▶ _SET TASK_:
All the data should be repeated exactly. Any image in it is left out.

▶ _THE INPUT_:
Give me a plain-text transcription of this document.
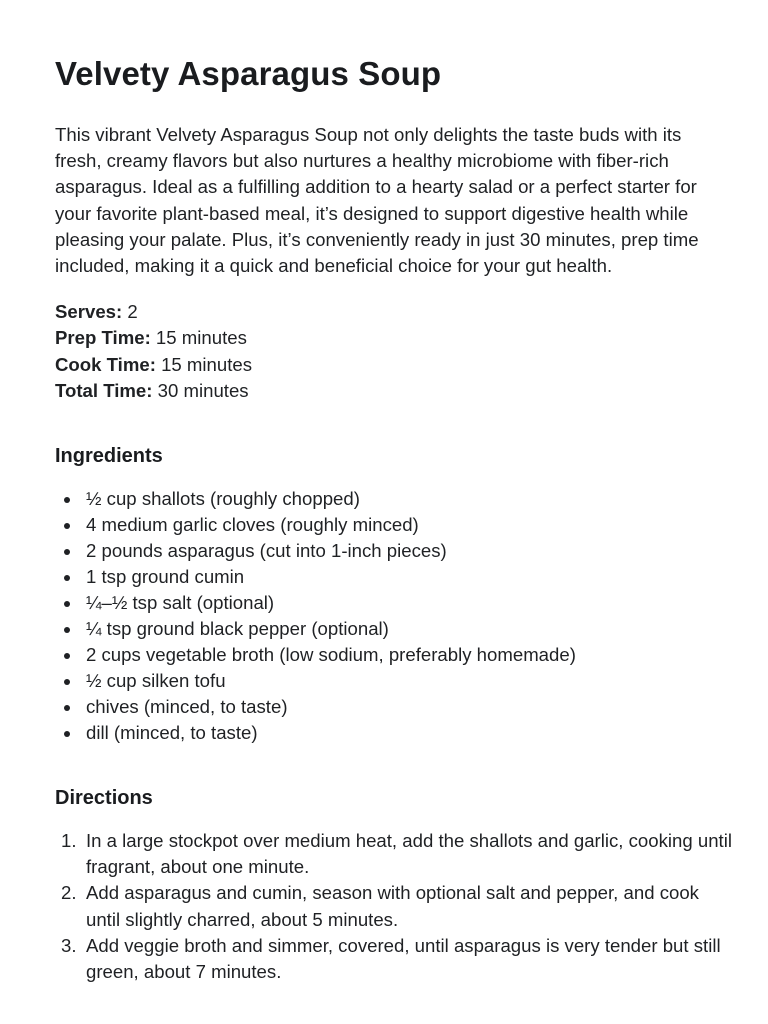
Velvety Asparagus Soup

This vibrant Velvety Asparagus Soup not only delights the taste buds with its fresh, creamy flavors but also nurtures a healthy microbiome with fiber-rich asparagus. Ideal as a fulfilling addition to a hearty salad or a perfect starter for your favorite plant-based meal, it’s designed to support digestive health while pleasing your palate. Plus, it’s conveniently ready in just 30 minutes, prep time included, making it a quick and beneficial choice for your gut health.

Serves: 2
Prep Time: 15 minutes
Cook Time: 15 minutes
Total Time: 30 minutes
Ingredients
½ cup shallots (roughly chopped)
4 medium garlic cloves (roughly minced)
2 pounds asparagus (cut into 1-inch pieces)
1 tsp ground cumin
¼–½ tsp salt (optional)
¼ tsp ground black pepper (optional)
2 cups vegetable broth (low sodium, preferably homemade)
½ cup silken tofu
chives (minced, to taste)
dill (minced, to taste)
Directions
1. In a large stockpot over medium heat, add the shallots and garlic, cooking until fragrant, about one minute.
2. Add asparagus and cumin, season with optional salt and pepper, and cook until slightly charred, about 5 minutes.
3. Add veggie broth and simmer, covered, until asparagus is very tender but still green, about 7 minutes.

▶ _FULL OUTPUT_:
Give me a plain-text transcription of this document.
Velvety Asparagus Soup

This vibrant Velvety Asparagus Soup not only delights the taste buds with its fresh, creamy flavors but also nurtures a healthy microbiome with fiber-rich asparagus. Ideal as a fulfilling addition to a hearty salad or a perfect starter for your favorite plant-based meal, it’s designed to support digestive health while pleasing your palate. Plus, it’s conveniently ready in just 30 minutes, prep time included, making it a quick and beneficial choice for your gut health.

Serves: 2
Prep Time: 15 minutes
Cook Time: 15 minutes
Total Time: 30 minutes
Ingredients
½ cup shallots (roughly chopped)
4 medium garlic cloves (roughly minced)
2 pounds asparagus (cut into 1-inch pieces)
1 tsp ground cumin
¼–½ tsp salt (optional)
¼ tsp ground black pepper (optional)
2 cups vegetable broth (low sodium, preferably homemade)
½ cup silken tofu
chives (minced, to taste)
dill (minced, to taste)
Directions
1. In a large stockpot over medium heat, add the shallots and garlic, cooking until fragrant, about one minute.
2. Add asparagus and cumin, season with optional salt and pepper, and cook until slightly charred, about 5 minutes.
3. Add veggie broth and simmer, covered, until asparagus is very tender but still green, about 7 minutes.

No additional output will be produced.